── The input ──
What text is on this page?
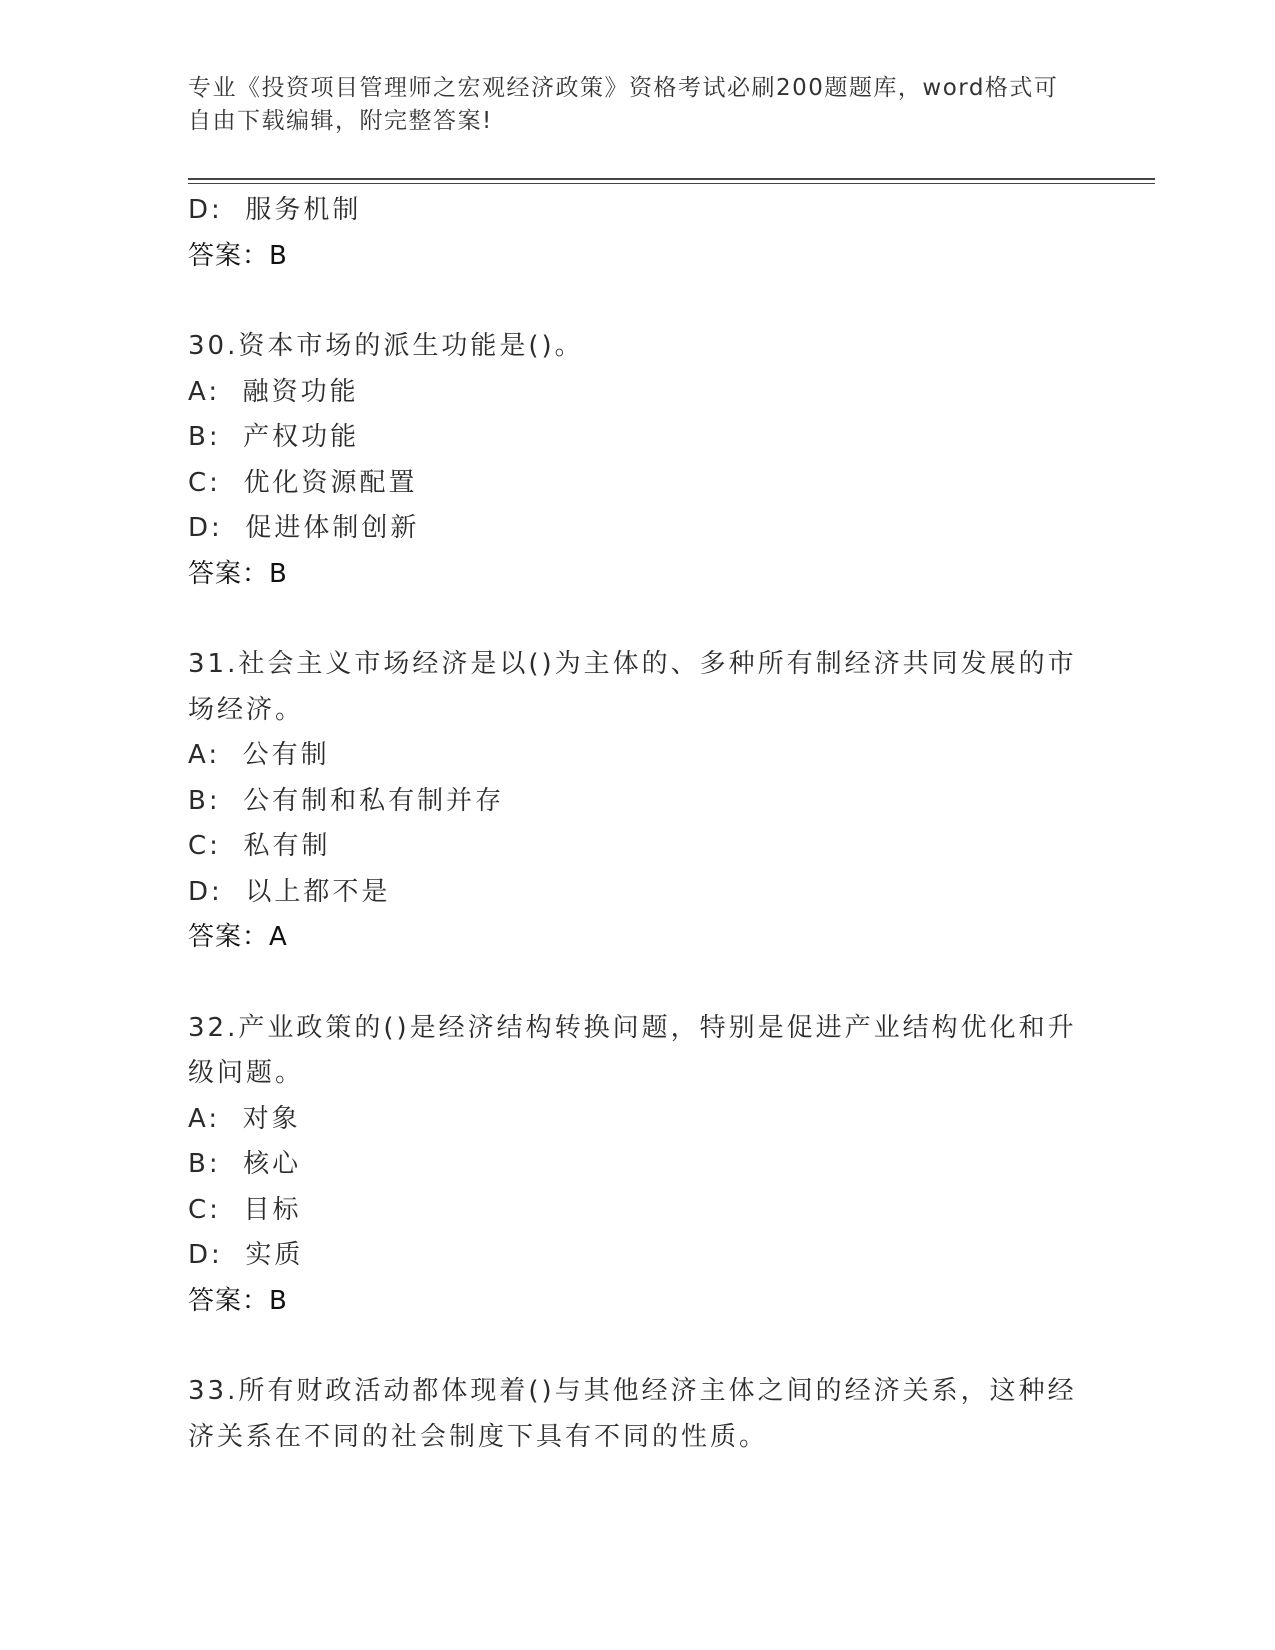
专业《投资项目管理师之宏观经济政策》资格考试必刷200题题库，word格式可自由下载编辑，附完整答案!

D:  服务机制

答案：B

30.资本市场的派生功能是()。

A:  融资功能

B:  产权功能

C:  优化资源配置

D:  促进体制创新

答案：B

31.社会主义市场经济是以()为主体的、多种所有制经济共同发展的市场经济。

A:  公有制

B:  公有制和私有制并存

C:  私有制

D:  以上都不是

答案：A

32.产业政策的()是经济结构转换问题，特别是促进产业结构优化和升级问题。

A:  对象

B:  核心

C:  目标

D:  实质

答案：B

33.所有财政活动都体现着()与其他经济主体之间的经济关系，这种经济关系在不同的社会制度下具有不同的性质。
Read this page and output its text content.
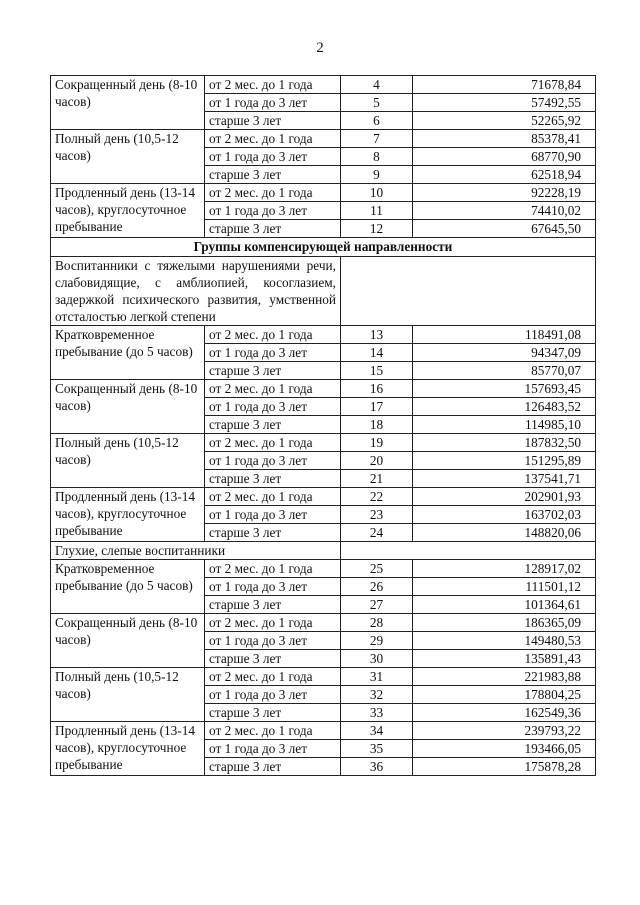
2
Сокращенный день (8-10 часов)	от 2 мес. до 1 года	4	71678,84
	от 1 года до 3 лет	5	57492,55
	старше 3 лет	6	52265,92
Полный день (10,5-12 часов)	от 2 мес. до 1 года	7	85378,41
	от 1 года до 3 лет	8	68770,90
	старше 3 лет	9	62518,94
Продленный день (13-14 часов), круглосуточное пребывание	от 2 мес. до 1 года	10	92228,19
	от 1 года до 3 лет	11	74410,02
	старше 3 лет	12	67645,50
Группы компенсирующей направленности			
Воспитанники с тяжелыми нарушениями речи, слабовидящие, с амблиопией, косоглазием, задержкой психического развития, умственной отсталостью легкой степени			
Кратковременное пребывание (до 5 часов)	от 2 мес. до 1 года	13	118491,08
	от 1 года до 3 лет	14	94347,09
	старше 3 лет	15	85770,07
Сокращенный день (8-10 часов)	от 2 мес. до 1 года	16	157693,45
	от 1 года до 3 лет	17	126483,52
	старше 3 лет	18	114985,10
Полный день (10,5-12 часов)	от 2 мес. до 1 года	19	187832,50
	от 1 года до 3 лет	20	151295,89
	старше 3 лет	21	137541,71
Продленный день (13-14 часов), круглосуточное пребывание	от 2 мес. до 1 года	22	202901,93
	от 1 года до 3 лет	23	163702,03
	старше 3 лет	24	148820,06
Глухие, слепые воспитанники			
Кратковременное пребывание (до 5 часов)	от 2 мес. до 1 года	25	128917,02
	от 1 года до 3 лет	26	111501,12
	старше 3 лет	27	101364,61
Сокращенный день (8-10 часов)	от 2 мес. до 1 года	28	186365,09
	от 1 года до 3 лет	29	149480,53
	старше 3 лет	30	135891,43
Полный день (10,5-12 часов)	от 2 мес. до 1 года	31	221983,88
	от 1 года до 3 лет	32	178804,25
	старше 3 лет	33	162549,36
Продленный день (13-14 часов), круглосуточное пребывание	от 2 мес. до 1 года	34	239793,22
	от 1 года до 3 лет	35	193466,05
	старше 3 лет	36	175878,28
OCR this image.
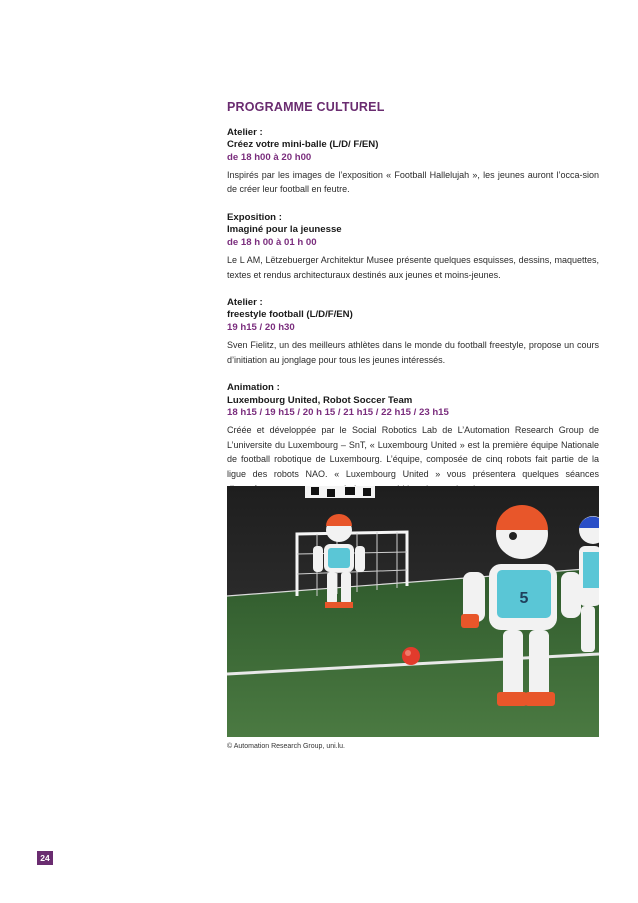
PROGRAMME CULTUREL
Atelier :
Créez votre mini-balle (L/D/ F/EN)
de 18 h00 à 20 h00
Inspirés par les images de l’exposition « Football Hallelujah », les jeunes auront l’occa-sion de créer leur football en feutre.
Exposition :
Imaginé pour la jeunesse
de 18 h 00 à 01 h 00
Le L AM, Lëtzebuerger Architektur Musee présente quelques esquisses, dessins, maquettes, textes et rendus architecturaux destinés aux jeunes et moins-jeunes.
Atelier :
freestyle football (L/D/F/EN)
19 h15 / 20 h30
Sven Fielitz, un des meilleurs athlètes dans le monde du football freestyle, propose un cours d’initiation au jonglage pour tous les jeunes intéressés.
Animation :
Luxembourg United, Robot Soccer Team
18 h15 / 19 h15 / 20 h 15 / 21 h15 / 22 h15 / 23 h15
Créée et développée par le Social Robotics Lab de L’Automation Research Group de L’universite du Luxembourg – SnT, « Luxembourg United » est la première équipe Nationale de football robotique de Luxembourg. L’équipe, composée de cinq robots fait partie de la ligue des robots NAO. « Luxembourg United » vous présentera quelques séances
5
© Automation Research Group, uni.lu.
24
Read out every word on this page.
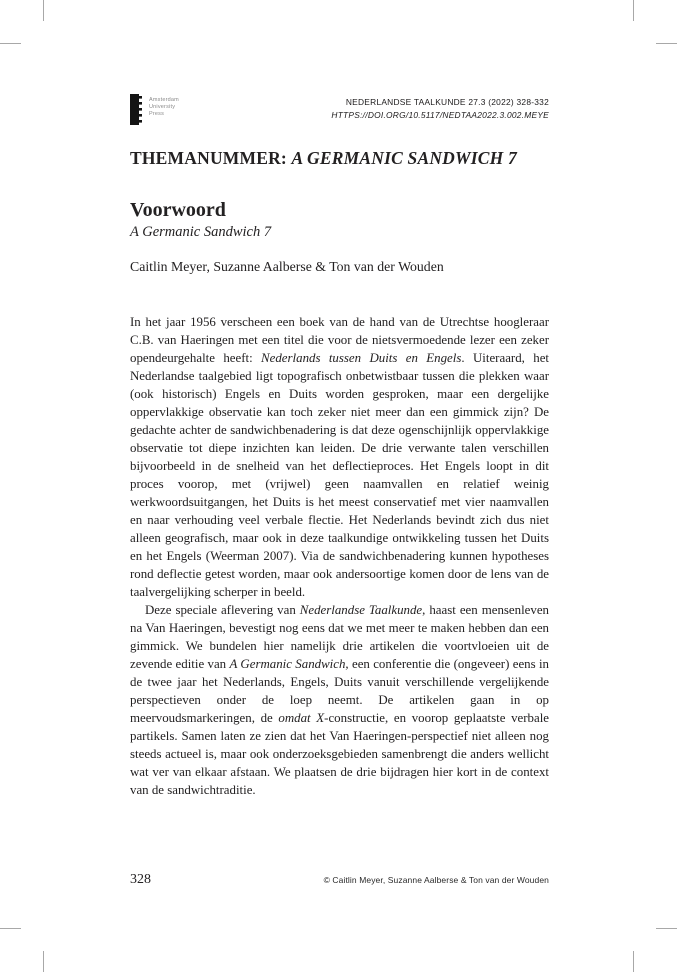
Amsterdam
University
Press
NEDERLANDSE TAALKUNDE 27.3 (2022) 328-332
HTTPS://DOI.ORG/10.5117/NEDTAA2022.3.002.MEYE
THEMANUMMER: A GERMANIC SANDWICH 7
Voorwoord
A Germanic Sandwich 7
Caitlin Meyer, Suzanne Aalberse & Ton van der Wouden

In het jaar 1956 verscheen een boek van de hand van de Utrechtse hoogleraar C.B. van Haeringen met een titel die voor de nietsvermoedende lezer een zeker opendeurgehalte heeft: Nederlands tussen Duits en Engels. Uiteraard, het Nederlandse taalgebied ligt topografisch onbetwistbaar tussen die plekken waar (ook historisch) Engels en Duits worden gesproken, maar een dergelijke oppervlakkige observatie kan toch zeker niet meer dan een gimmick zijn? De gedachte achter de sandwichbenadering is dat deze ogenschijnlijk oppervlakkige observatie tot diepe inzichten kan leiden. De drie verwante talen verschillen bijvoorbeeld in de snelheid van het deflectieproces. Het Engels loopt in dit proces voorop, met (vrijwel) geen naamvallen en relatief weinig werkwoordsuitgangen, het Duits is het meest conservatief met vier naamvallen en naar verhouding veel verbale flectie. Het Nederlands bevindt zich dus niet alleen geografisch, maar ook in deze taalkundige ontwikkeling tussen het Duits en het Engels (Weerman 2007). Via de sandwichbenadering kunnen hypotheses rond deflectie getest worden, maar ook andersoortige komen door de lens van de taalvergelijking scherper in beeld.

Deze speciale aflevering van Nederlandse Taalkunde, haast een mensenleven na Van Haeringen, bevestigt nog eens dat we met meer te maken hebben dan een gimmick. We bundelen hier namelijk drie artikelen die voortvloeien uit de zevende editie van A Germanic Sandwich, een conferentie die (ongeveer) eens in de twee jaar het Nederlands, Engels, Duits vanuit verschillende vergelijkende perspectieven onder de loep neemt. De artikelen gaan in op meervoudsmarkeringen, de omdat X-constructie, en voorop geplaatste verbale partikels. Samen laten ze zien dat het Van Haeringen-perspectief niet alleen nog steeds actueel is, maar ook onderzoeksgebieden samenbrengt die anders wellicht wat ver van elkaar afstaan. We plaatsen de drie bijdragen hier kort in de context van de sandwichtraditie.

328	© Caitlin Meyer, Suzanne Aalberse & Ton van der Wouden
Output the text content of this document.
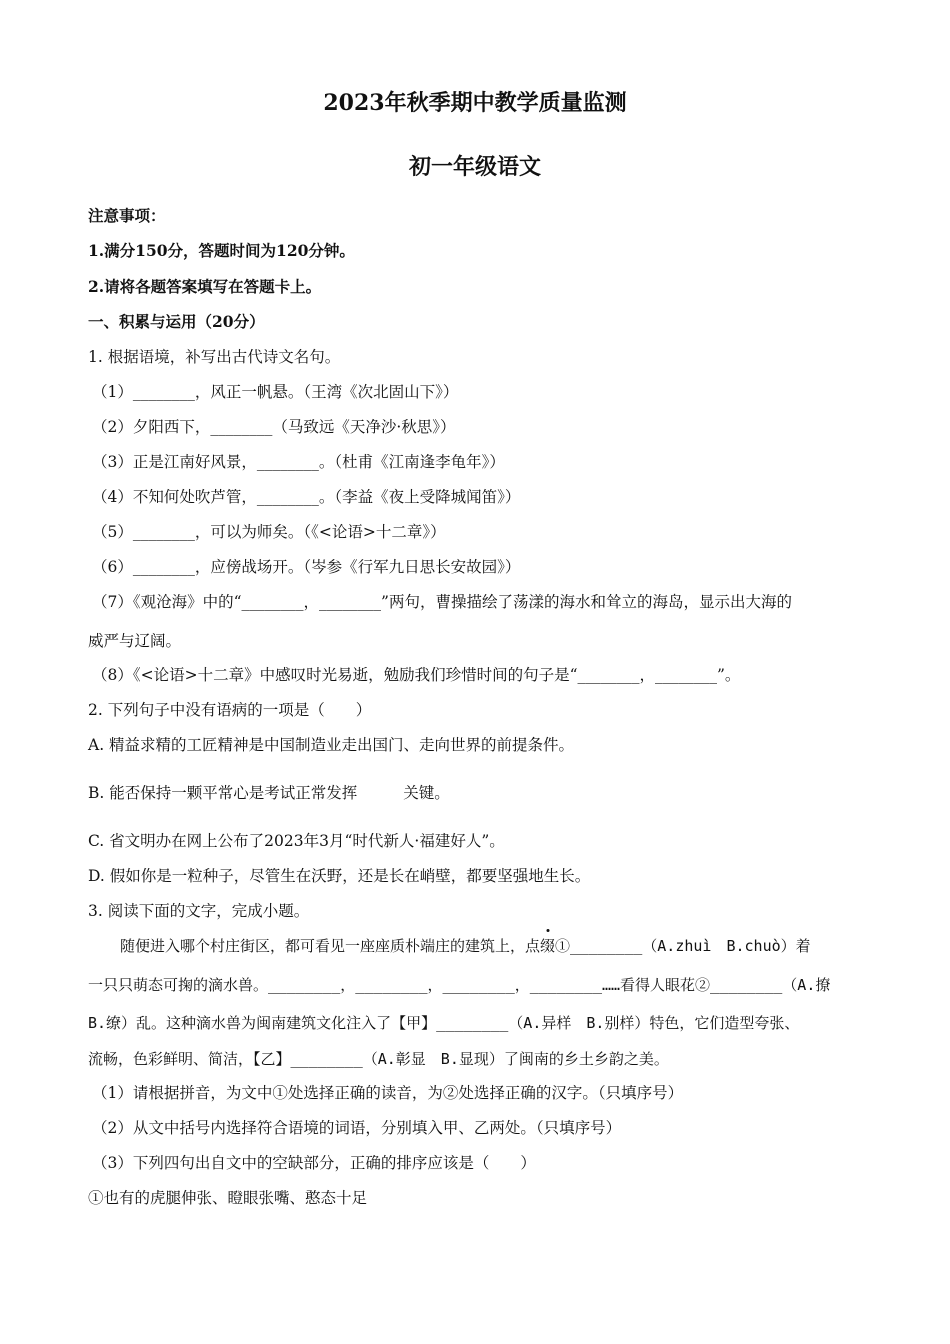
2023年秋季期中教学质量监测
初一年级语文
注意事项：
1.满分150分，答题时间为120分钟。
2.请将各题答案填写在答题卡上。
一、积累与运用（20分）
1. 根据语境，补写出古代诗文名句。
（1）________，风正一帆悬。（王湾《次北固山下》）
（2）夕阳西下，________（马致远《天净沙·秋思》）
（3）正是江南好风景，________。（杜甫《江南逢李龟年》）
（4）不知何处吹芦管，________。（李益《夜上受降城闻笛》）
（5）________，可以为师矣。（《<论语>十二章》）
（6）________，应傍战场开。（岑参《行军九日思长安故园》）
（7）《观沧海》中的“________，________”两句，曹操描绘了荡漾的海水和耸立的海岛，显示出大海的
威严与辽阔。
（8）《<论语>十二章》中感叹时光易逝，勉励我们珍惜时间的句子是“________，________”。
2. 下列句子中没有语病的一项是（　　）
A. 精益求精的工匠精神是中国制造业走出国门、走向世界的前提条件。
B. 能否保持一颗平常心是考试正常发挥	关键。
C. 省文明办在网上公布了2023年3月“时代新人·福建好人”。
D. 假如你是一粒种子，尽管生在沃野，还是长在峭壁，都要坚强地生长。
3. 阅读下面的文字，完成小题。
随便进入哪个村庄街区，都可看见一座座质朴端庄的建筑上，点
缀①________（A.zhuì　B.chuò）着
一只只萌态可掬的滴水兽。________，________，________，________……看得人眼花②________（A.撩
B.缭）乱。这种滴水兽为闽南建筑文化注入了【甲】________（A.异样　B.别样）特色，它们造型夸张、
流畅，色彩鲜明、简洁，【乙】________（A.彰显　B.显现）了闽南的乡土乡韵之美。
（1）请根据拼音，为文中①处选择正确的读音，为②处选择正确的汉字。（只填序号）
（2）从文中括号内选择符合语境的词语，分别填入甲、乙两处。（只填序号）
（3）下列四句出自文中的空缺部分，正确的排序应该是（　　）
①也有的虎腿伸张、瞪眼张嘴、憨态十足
───
§ Task goal:
Copy every line above that includes the string "Aalberse".

§ Problem solution:
Caitlin Meyer, Suzanne Aalberse & Ton van der Wouden
328	© Caitlin Meyer, Suzanne Aalberse & Ton van der Wouden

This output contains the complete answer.